— Start Records for processing —

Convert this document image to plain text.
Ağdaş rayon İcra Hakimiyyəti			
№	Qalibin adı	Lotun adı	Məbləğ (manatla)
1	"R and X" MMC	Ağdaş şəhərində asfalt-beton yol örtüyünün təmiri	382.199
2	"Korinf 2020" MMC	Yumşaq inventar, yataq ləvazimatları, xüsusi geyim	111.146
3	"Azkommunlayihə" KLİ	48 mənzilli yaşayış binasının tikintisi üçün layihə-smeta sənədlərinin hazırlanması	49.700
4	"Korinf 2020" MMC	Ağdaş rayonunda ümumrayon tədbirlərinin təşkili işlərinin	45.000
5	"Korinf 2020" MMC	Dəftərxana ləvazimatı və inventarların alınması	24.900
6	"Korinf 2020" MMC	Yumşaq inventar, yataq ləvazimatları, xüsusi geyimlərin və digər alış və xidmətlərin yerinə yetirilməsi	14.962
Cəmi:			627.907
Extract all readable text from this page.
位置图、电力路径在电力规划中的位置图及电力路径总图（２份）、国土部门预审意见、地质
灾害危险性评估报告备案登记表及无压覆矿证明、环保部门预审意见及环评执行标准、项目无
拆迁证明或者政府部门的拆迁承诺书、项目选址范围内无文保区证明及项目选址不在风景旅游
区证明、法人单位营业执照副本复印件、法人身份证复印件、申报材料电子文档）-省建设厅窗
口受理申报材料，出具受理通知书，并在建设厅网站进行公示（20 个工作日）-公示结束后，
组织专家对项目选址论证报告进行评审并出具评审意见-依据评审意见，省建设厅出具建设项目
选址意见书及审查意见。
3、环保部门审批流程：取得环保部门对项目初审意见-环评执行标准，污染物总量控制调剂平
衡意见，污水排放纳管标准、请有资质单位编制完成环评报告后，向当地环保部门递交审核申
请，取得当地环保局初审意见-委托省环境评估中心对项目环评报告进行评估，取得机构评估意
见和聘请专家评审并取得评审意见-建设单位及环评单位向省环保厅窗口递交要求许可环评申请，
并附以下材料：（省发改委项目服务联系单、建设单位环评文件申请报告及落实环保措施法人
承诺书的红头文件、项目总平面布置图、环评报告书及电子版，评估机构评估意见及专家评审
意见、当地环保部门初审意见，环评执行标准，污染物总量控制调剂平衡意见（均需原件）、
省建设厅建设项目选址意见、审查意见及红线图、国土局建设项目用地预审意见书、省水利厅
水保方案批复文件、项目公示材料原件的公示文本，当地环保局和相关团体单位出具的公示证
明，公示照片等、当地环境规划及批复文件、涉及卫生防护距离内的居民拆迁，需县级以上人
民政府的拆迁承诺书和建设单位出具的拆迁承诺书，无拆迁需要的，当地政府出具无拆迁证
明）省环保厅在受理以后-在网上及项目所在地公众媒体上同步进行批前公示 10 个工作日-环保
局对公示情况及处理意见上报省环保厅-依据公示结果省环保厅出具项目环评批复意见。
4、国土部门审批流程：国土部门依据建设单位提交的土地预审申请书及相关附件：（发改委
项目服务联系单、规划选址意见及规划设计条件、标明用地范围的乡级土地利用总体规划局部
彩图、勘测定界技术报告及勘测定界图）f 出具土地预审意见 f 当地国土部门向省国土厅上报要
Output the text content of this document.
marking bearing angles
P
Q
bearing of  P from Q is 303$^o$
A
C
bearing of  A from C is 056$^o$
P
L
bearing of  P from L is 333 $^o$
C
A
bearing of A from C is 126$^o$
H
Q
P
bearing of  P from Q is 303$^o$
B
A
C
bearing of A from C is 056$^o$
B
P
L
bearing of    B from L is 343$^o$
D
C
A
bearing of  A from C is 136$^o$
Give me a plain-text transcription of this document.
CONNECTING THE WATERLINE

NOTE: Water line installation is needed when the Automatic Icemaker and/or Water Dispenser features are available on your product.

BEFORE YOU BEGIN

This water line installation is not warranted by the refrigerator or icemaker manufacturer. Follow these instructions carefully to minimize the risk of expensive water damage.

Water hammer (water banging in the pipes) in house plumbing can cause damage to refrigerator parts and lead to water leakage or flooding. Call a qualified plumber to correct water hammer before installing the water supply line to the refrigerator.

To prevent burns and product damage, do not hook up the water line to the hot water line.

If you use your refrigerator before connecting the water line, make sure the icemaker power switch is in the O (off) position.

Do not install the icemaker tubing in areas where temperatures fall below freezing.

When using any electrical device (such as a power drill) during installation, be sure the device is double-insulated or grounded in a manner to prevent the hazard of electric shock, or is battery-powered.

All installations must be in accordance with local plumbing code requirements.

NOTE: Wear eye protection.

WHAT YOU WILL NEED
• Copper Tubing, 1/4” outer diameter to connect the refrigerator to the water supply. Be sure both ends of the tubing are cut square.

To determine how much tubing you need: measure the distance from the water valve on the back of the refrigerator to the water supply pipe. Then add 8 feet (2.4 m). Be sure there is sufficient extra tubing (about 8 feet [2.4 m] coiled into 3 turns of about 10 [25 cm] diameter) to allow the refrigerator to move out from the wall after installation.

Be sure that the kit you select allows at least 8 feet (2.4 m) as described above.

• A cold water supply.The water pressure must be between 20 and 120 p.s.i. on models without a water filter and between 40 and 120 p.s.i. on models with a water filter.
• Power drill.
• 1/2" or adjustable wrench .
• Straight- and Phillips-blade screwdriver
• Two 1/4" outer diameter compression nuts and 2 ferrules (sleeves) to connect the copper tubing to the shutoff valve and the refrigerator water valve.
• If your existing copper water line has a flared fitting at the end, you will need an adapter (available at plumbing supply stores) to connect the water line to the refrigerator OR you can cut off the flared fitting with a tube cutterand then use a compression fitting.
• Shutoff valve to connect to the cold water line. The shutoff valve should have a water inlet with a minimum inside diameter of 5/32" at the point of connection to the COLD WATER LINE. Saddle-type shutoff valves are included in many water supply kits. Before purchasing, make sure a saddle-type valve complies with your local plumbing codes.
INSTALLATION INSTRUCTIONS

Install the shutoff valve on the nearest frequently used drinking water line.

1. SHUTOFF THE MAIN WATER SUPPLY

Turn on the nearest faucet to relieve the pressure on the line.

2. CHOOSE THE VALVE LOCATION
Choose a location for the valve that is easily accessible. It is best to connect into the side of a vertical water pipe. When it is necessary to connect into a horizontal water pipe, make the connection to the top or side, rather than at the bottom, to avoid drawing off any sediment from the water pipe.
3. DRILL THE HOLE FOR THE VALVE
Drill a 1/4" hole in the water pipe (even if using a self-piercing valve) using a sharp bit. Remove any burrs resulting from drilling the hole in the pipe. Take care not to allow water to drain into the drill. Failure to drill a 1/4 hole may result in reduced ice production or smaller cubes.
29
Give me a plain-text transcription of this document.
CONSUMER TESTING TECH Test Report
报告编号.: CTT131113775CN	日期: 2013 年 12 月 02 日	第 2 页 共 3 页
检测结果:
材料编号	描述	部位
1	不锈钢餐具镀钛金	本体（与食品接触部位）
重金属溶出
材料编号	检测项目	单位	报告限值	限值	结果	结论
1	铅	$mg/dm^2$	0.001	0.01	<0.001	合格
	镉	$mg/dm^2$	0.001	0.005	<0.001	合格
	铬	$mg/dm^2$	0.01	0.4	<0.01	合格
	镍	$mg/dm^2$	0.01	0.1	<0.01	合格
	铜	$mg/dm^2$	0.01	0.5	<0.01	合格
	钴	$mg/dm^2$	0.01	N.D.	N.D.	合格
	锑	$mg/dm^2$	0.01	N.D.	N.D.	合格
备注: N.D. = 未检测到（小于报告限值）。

— End Records for processing —

Direction —
Check the data for the word "plumbing" and pull out the lines that have it.

Problem solution —
Water hammer (water banging in the pipes) in house plumbing can cause damage to refrigerator parts and lead to water leakage or flooding. Call a qualified plumber to correct water hammer before installing the water supply line to the refrigerator.
All installations must be in accordance with local plumbing code requirements.
• If your existing copper water line has a flared fitting at the end, you will need an adapter (available at plumbing supply stores) to connect the water line to the refrigerator OR you can cut off the flared fitting with a tube cutterand then use a compression fitting.
• Shutoff valve to connect to the cold water line. The shutoff valve should have a water inlet with a minimum inside diameter of 5/32" at the point of connection to the COLD WATER LINE. Saddle-type shutoff valves are included in many water supply kits. Before purchasing, make sure a saddle-type valve complies with your local plumbing codes.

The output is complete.